(Stored data)
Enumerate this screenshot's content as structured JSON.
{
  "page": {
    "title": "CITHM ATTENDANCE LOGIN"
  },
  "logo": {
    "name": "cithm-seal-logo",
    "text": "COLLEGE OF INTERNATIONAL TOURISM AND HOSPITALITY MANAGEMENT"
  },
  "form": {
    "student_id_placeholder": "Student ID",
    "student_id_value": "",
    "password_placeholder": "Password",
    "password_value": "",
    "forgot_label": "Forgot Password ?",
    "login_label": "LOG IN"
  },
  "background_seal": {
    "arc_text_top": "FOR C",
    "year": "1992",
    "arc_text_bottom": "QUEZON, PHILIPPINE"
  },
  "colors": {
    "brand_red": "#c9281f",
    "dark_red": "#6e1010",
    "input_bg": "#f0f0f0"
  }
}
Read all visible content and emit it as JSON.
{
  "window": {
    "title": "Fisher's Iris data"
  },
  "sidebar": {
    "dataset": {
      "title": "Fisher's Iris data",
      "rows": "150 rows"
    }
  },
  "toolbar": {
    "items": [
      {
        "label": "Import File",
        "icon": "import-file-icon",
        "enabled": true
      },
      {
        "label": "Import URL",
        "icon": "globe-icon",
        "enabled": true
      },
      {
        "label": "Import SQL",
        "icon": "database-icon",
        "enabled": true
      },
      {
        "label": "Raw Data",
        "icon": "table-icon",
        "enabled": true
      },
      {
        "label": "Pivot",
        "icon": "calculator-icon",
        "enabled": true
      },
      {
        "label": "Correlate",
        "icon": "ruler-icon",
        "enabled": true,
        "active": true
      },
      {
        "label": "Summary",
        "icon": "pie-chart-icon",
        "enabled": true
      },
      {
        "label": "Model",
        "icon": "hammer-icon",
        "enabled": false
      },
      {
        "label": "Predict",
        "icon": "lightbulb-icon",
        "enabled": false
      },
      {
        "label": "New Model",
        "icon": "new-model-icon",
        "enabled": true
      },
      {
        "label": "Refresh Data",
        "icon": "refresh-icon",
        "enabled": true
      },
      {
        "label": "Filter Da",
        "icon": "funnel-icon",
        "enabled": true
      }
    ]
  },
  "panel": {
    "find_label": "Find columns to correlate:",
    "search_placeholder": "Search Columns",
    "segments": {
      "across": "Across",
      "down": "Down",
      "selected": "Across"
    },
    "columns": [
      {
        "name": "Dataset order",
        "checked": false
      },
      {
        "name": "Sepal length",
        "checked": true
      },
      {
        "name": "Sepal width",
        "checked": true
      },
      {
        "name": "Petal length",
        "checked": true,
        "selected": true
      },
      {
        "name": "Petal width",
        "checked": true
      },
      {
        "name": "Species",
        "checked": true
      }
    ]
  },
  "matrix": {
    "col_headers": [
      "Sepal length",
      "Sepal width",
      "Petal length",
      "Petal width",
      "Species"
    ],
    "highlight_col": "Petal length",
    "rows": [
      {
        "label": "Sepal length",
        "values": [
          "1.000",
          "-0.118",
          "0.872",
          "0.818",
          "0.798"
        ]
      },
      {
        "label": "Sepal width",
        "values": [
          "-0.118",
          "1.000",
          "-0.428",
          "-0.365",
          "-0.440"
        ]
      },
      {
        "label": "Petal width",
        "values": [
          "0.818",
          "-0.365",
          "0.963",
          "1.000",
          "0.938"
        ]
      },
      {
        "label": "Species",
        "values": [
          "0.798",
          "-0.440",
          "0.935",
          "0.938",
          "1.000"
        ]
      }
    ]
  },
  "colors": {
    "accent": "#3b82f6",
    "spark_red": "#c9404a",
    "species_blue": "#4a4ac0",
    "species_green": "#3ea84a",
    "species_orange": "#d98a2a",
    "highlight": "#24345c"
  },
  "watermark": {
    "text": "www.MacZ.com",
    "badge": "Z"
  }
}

▶ Aim
Print the whole listing again, exactly.

▶ Answer below
Enumerate this screenshot's content as structured JSON.
{
  "page": {
    "title": "CITHM ATTENDANCE LOGIN"
  },
  "logo": {
    "name": "cithm-seal-logo",
    "text": "COLLEGE OF INTERNATIONAL TOURISM AND HOSPITALITY MANAGEMENT"
  },
  "form": {
    "student_id_placeholder": "Student ID",
    "student_id_value": "",
    "password_placeholder": "Password",
    "password_value": "",
    "forgot_label": "Forgot Password ?",
    "login_label": "LOG IN"
  },
  "background_seal": {
    "arc_text_top": "FOR C",
    "year": "1992",
    "arc_text_bottom": "QUEZON, PHILIPPINE"
  },
  "colors": {
    "brand_red": "#c9281f",
    "dark_red": "#6e1010",
    "input_bg": "#f0f0f0"
  }
}
Read all visible content and emit it as JSON.
{
  "window": {
    "title": "Fisher's Iris data"
  },
  "sidebar": {
    "dataset": {
      "title": "Fisher's Iris data",
      "rows": "150 rows"
    }
  },
  "toolbar": {
    "items": [
      {
        "label": "Import File",
        "icon": "import-file-icon",
        "enabled": true
      },
      {
        "label": "Import URL",
        "icon": "globe-icon",
        "enabled": true
      },
      {
        "label": "Import SQL",
        "icon": "database-icon",
        "enabled": true
      },
      {
        "label": "Raw Data",
        "icon": "table-icon",
        "enabled": true
      },
      {
        "label": "Pivot",
        "icon": "calculator-icon",
        "enabled": true
      },
      {
        "label": "Correlate",
        "icon": "ruler-icon",
        "enabled": true,
        "active": true
      },
      {
        "label": "Summary",
        "icon": "pie-chart-icon",
        "enabled": true
      },
      {
        "label": "Model",
        "icon": "hammer-icon",
        "enabled": false
      },
      {
        "label": "Predict",
        "icon": "lightbulb-icon",
        "enabled": false
      },
      {
        "label": "New Model",
        "icon": "new-model-icon",
        "enabled": true
      },
      {
        "label": "Refresh Data",
        "icon": "refresh-icon",
        "enabled": true
      },
      {
        "label": "Filter Da",
        "icon": "funnel-icon",
        "enabled": true
      }
    ]
  },
  "panel": {
    "find_label": "Find columns to correlate:",
    "search_placeholder": "Search Columns",
    "segments": {
      "across": "Across",
      "down": "Down",
      "selected": "Across"
    },
    "columns": [
      {
        "name": "Dataset order",
        "checked": false
      },
      {
        "name": "Sepal length",
        "checked": true
      },
      {
        "name": "Sepal width",
        "checked": true
      },
      {
        "name": "Petal length",
        "checked": true,
        "selected": true
      },
      {
        "name": "Petal width",
        "checked": true
      },
      {
        "name": "Species",
        "checked": true
      }
    ]
  },
  "matrix": {
    "col_headers": [
      "Sepal length",
      "Sepal width",
      "Petal length",
      "Petal width",
      "Species"
    ],
    "highlight_col": "Petal length",
    "rows": [
      {
        "label": "Sepal length",
        "values": [
          "1.000",
          "-0.118",
          "0.872",
          "0.818",
          "0.798"
        ]
      },
      {
        "label": "Sepal width",
        "values": [
          "-0.118",
          "1.000",
          "-0.428",
          "-0.365",
          "-0.440"
        ]
      },
      {
        "label": "Petal width",
        "values": [
          "0.818",
          "-0.365",
          "0.963",
          "1.000",
          "0.938"
        ]
      },
      {
        "label": "Species",
        "values": [
          "0.798",
          "-0.440",
          "0.935",
          "0.938",
          "1.000"
        ]
      }
    ]
  },
  "colors": {
    "accent": "#3b82f6",
    "spark_red": "#c9404a",
    "species_blue": "#4a4ac0",
    "species_green": "#3ea84a",
    "species_orange": "#d98a2a",
    "highlight": "#24345c"
  },
  "watermark": {
    "text": "www.MacZ.com",
    "badge": "Z"
  }
}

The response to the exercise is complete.